Look through the data below and report how many lines include "promotion". Only the number should be given.

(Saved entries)
··········

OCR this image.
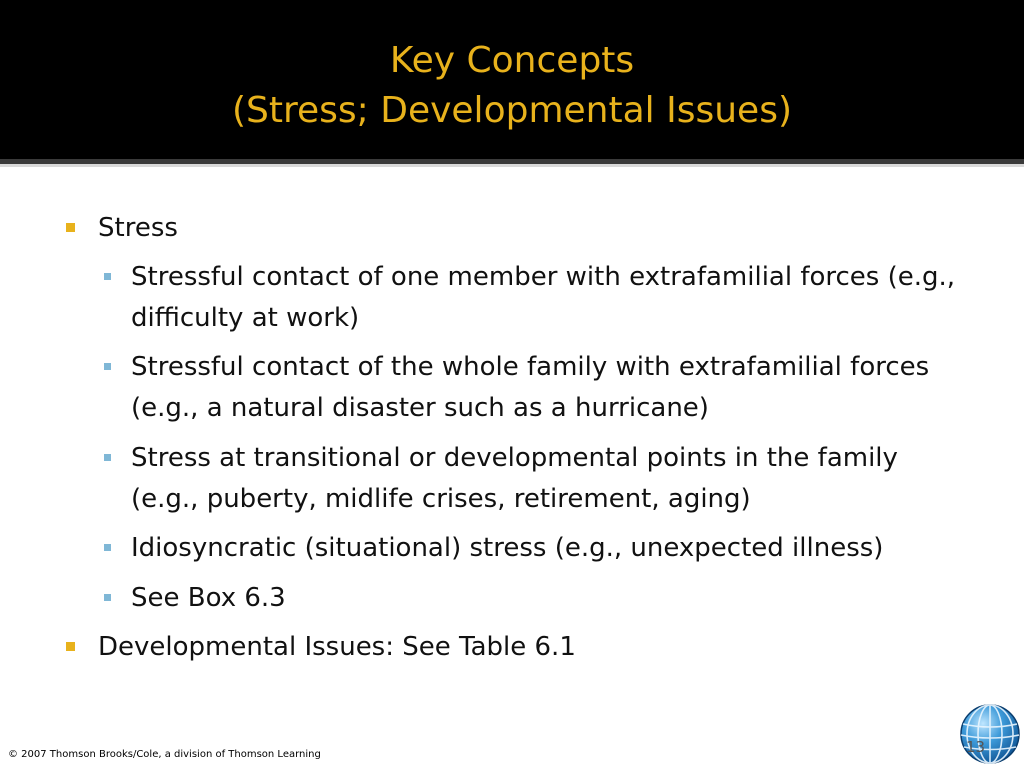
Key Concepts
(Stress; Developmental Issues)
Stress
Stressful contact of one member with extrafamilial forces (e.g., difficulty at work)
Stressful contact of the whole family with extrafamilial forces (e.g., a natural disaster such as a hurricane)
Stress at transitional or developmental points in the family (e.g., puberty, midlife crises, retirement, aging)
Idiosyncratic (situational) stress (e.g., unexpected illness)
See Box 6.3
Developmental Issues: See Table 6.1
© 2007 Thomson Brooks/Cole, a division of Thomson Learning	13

··········

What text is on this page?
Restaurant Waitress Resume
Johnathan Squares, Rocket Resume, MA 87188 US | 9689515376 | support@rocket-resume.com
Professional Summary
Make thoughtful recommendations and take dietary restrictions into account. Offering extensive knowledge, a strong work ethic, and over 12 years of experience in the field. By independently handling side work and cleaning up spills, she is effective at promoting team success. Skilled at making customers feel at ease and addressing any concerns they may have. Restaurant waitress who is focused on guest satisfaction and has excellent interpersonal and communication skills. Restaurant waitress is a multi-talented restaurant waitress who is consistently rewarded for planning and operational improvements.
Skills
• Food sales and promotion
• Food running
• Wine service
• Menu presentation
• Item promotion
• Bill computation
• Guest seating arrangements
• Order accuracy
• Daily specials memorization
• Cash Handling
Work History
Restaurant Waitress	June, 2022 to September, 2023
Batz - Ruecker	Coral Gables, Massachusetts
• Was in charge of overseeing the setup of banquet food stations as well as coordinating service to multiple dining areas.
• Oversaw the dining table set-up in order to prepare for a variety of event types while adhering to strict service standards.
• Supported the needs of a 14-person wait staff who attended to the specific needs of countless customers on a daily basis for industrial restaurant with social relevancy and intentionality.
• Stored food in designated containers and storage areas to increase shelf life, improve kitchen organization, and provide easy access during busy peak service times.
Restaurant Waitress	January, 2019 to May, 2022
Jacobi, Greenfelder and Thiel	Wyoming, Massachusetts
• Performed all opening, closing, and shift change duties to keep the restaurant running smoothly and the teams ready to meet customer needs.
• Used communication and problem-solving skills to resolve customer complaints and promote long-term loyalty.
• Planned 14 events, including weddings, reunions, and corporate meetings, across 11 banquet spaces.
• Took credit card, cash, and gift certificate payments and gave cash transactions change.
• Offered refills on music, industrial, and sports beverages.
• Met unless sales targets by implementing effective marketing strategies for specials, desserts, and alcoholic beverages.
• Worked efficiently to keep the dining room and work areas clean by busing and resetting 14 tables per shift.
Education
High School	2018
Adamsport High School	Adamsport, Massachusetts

··········

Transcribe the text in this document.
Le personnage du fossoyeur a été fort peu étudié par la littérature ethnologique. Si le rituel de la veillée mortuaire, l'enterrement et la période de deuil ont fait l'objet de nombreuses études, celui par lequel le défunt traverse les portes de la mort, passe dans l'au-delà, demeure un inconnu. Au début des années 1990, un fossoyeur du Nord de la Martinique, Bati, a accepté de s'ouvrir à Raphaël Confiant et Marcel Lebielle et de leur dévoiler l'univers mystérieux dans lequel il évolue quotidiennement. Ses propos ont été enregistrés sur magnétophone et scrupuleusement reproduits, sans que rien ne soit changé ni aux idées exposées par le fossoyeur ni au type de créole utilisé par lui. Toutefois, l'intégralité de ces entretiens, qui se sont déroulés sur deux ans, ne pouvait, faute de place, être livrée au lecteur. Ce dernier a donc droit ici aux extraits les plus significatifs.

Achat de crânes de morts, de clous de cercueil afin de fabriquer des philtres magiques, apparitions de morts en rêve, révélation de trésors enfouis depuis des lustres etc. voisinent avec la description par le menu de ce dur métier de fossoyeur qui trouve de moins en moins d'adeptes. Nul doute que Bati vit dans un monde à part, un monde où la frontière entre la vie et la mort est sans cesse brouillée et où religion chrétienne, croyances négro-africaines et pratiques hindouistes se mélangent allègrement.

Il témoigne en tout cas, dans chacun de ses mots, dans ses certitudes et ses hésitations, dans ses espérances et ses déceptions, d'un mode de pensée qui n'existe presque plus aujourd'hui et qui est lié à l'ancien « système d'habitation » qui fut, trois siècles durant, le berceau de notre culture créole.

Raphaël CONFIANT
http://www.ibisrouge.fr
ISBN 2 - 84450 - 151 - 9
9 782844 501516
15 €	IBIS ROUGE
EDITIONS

··········

The solution: 2